> [Requirements]: Rewrite the entries below with "interactable" swapped for "clickable" everywhere and nothing else changed. Omit the pictures.

> [Entries]:
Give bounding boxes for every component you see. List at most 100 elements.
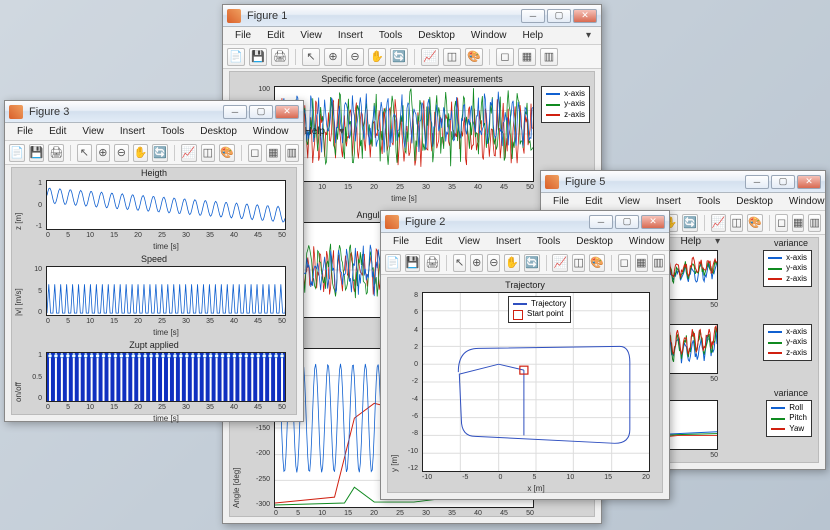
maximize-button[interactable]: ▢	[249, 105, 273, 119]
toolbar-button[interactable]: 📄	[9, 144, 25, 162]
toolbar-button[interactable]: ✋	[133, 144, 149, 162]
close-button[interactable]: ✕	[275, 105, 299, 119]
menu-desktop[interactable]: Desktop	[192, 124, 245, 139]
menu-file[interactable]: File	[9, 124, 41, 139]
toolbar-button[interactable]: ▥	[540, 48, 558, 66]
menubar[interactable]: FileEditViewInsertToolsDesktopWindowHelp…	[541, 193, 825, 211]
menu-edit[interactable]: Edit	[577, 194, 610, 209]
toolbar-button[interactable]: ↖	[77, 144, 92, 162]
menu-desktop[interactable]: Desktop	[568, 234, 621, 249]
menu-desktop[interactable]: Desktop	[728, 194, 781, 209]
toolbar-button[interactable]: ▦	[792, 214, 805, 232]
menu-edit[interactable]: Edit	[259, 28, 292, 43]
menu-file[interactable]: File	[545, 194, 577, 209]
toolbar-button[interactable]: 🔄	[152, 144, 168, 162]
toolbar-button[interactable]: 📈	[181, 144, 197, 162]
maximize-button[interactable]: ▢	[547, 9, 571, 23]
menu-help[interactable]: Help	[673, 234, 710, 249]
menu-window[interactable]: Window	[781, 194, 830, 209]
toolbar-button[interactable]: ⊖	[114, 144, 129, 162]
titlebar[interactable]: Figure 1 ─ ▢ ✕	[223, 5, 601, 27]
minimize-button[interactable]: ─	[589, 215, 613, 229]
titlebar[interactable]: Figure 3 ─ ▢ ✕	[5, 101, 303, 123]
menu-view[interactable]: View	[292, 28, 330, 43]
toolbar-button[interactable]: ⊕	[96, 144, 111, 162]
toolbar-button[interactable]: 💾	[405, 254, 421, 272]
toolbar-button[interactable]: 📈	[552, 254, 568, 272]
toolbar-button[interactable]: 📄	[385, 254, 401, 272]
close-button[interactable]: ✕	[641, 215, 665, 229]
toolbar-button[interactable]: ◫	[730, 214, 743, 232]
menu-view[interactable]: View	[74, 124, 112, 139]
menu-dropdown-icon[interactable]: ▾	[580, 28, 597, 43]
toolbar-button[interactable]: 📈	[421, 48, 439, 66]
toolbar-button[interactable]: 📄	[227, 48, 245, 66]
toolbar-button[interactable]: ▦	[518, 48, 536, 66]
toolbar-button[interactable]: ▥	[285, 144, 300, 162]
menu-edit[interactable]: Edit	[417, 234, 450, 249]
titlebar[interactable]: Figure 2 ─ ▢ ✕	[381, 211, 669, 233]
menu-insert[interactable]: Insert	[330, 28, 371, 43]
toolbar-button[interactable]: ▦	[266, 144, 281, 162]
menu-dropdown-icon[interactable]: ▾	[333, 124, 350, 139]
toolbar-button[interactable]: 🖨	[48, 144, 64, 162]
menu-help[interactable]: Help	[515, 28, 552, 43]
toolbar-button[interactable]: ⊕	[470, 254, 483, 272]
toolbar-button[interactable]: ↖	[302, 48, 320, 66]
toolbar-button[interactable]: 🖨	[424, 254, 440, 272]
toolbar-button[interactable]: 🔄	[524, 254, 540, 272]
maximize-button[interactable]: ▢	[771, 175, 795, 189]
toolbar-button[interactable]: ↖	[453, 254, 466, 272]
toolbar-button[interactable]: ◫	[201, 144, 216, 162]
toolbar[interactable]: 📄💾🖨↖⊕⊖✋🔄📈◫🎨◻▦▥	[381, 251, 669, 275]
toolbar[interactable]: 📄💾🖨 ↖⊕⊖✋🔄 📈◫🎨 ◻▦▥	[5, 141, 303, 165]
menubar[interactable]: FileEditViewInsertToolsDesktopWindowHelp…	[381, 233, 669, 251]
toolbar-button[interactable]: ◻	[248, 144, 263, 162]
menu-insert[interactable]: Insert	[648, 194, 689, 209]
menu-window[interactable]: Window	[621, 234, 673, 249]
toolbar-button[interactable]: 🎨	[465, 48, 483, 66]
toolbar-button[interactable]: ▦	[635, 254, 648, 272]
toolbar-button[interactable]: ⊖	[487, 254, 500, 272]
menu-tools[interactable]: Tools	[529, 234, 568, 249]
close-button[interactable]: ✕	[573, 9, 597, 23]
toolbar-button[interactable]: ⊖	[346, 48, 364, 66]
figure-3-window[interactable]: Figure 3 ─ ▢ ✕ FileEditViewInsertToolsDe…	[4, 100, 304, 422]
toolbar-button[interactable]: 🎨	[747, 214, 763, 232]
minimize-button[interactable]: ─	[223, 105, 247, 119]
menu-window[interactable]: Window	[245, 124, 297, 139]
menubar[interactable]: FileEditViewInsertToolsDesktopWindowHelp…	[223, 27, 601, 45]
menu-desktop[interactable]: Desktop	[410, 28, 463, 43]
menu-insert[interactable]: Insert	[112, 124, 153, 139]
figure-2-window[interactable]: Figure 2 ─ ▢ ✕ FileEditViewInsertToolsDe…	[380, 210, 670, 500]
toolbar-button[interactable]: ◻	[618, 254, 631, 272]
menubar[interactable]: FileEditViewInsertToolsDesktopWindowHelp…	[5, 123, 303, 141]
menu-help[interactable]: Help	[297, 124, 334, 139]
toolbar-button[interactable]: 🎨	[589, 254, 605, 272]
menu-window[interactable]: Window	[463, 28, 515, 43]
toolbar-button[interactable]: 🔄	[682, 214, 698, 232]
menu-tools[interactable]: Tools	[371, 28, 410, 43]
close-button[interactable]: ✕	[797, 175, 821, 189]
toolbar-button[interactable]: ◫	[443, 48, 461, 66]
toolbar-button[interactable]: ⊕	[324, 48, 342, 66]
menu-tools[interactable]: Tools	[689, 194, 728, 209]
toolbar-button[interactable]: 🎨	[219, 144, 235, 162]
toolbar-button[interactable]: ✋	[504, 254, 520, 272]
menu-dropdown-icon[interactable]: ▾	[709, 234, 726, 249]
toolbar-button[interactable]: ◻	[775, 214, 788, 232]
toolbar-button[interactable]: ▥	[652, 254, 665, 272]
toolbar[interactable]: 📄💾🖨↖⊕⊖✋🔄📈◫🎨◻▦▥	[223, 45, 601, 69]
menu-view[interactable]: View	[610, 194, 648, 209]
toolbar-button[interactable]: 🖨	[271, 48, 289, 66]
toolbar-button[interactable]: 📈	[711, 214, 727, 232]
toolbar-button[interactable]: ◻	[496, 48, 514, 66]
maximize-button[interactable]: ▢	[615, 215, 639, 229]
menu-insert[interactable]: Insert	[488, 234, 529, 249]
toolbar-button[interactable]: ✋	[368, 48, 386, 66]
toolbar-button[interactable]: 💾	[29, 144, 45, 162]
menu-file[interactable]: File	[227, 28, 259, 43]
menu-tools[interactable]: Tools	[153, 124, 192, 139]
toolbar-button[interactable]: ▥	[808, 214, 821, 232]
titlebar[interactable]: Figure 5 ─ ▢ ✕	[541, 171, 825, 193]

> [Written solution]:
Give bounding boxes for every component you see. List at most 100 elements.
maximize-button[clickable]: ▢	[249, 105, 273, 119]
toolbar-button[clickable]: 📄	[9, 144, 25, 162]
toolbar-button[clickable]: ✋	[133, 144, 149, 162]
close-button[clickable]: ✕	[275, 105, 299, 119]
menu-desktop[clickable]: Desktop	[192, 124, 245, 139]
menu-file[clickable]: File	[9, 124, 41, 139]
toolbar-button[clickable]: ▥	[540, 48, 558, 66]
menubar[clickable]: FileEditViewInsertToolsDesktopWindowHelp…	[541, 193, 825, 211]
menu-edit[clickable]: Edit	[577, 194, 610, 209]
toolbar-button[clickable]: ↖	[77, 144, 92, 162]
menu-desktop[clickable]: Desktop	[568, 234, 621, 249]
menu-desktop[clickable]: Desktop	[728, 194, 781, 209]
toolbar-button[clickable]: ▦	[792, 214, 805, 232]
menu-edit[clickable]: Edit	[259, 28, 292, 43]
menu-file[clickable]: File	[545, 194, 577, 209]
toolbar-button[clickable]: 🔄	[152, 144, 168, 162]
toolbar-button[clickable]: 📈	[181, 144, 197, 162]
maximize-button[clickable]: ▢	[547, 9, 571, 23]
menu-help[clickable]: Help	[673, 234, 710, 249]
menu-window[clickable]: Window	[781, 194, 830, 209]
toolbar-button[clickable]: ⊖	[114, 144, 129, 162]
titlebar[clickable]: Figure 1 ─ ▢ ✕	[223, 5, 601, 27]
minimize-button[clickable]: ─	[589, 215, 613, 229]
titlebar[clickable]: Figure 3 ─ ▢ ✕	[5, 101, 303, 123]
menu-view[clickable]: View	[292, 28, 330, 43]
toolbar-button[clickable]: ⊕	[96, 144, 111, 162]
toolbar-button[clickable]: 💾	[405, 254, 421, 272]
toolbar-button[clickable]: 📈	[552, 254, 568, 272]
toolbar-button[clickable]: 📄	[385, 254, 401, 272]
close-button[clickable]: ✕	[641, 215, 665, 229]
toolbar-button[clickable]: ◫	[730, 214, 743, 232]
menu-view[clickable]: View	[74, 124, 112, 139]
menu-dropdown-icon[clickable]: ▾	[580, 28, 597, 43]
toolbar-button[clickable]: 📈	[421, 48, 439, 66]
toolbar-button[clickable]: 📄	[227, 48, 245, 66]
toolbar-button[clickable]: ▦	[518, 48, 536, 66]
toolbar-button[clickable]: ▥	[285, 144, 300, 162]
menu-edit[clickable]: Edit	[417, 234, 450, 249]
titlebar[clickable]: Figure 2 ─ ▢ ✕	[381, 211, 669, 233]
menu-insert[clickable]: Insert	[330, 28, 371, 43]
toolbar-button[clickable]: ▦	[266, 144, 281, 162]
menu-dropdown-icon[clickable]: ▾	[333, 124, 350, 139]
toolbar-button[clickable]: 🖨	[48, 144, 64, 162]
menu-help[clickable]: Help	[515, 28, 552, 43]
toolbar-button[clickable]: ⊕	[470, 254, 483, 272]
toolbar-button[clickable]: ↖	[302, 48, 320, 66]
toolbar-button[clickable]: 🖨	[424, 254, 440, 272]
toolbar-button[clickable]: 🔄	[524, 254, 540, 272]
maximize-button[clickable]: ▢	[771, 175, 795, 189]
toolbar-button[clickable]: ↖	[453, 254, 466, 272]
toolbar-button[clickable]: ◫	[201, 144, 216, 162]
toolbar[clickable]: 📄💾🖨↖⊕⊖✋🔄📈◫🎨◻▦▥	[381, 251, 669, 275]
toolbar[clickable]: 📄💾🖨 ↖⊕⊖✋🔄 📈◫🎨 ◻▦▥	[5, 141, 303, 165]
menubar[clickable]: FileEditViewInsertToolsDesktopWindowHelp…	[381, 233, 669, 251]
toolbar-button[clickable]: ◻	[248, 144, 263, 162]
menu-insert[clickable]: Insert	[648, 194, 689, 209]
menu-window[clickable]: Window	[621, 234, 673, 249]
toolbar-button[clickable]: 🎨	[465, 48, 483, 66]
toolbar-button[clickable]: ▦	[635, 254, 648, 272]
toolbar-button[clickable]: ⊖	[487, 254, 500, 272]
menu-tools[clickable]: Tools	[529, 234, 568, 249]
close-button[clickable]: ✕	[573, 9, 597, 23]
toolbar-button[clickable]: ⊖	[346, 48, 364, 66]
figure-3-window[clickable]: Figure 3 ─ ▢ ✕ FileEditViewInsertToolsDe…	[4, 100, 304, 422]
toolbar-button[clickable]: 🎨	[747, 214, 763, 232]
minimize-button[clickable]: ─	[223, 105, 247, 119]
menu-window[clickable]: Window	[245, 124, 297, 139]
menubar[clickable]: FileEditViewInsertToolsDesktopWindowHelp…	[223, 27, 601, 45]
menu-desktop[clickable]: Desktop	[410, 28, 463, 43]
menu-insert[clickable]: Insert	[112, 124, 153, 139]
figure-2-window[clickable]: Figure 2 ─ ▢ ✕ FileEditViewInsertToolsDe…	[380, 210, 670, 500]
toolbar-button[clickable]: ◻	[618, 254, 631, 272]
menubar[clickable]: FileEditViewInsertToolsDesktopWindowHelp…	[5, 123, 303, 141]
menu-help[clickable]: Help	[297, 124, 334, 139]
toolbar-button[clickable]: 🎨	[589, 254, 605, 272]
menu-window[clickable]: Window	[463, 28, 515, 43]
toolbar-button[clickable]: 🔄	[682, 214, 698, 232]
menu-tools[clickable]: Tools	[371, 28, 410, 43]
close-button[clickable]: ✕	[797, 175, 821, 189]
toolbar-button[clickable]: ◫	[443, 48, 461, 66]
toolbar-button[clickable]: ⊕	[324, 48, 342, 66]
menu-tools[clickable]: Tools	[689, 194, 728, 209]
toolbar-button[clickable]: 🎨	[219, 144, 235, 162]
toolbar-button[clickable]: ✋	[504, 254, 520, 272]
menu-dropdown-icon[clickable]: ▾	[709, 234, 726, 249]
toolbar-button[clickable]: ◻	[775, 214, 788, 232]
toolbar-button[clickable]: ▥	[652, 254, 665, 272]
toolbar[clickable]: 📄💾🖨↖⊕⊖✋🔄📈◫🎨◻▦▥	[223, 45, 601, 69]
menu-view[clickable]: View	[610, 194, 648, 209]
toolbar-button[clickable]: 🖨	[271, 48, 289, 66]
toolbar-button[clickable]: 📈	[711, 214, 727, 232]
toolbar-button[clickable]: ◻	[496, 48, 514, 66]
maximize-button[clickable]: ▢	[615, 215, 639, 229]
menu-insert[clickable]: Insert	[488, 234, 529, 249]
toolbar-button[clickable]: ✋	[368, 48, 386, 66]
toolbar-button[clickable]: 💾	[29, 144, 45, 162]
menu-file[clickable]: File	[227, 28, 259, 43]
menu-tools[clickable]: Tools	[153, 124, 192, 139]
toolbar-button[clickable]: ▥	[808, 214, 821, 232]
titlebar[clickable]: Figure 5 ─ ▢ ✕	[541, 171, 825, 193]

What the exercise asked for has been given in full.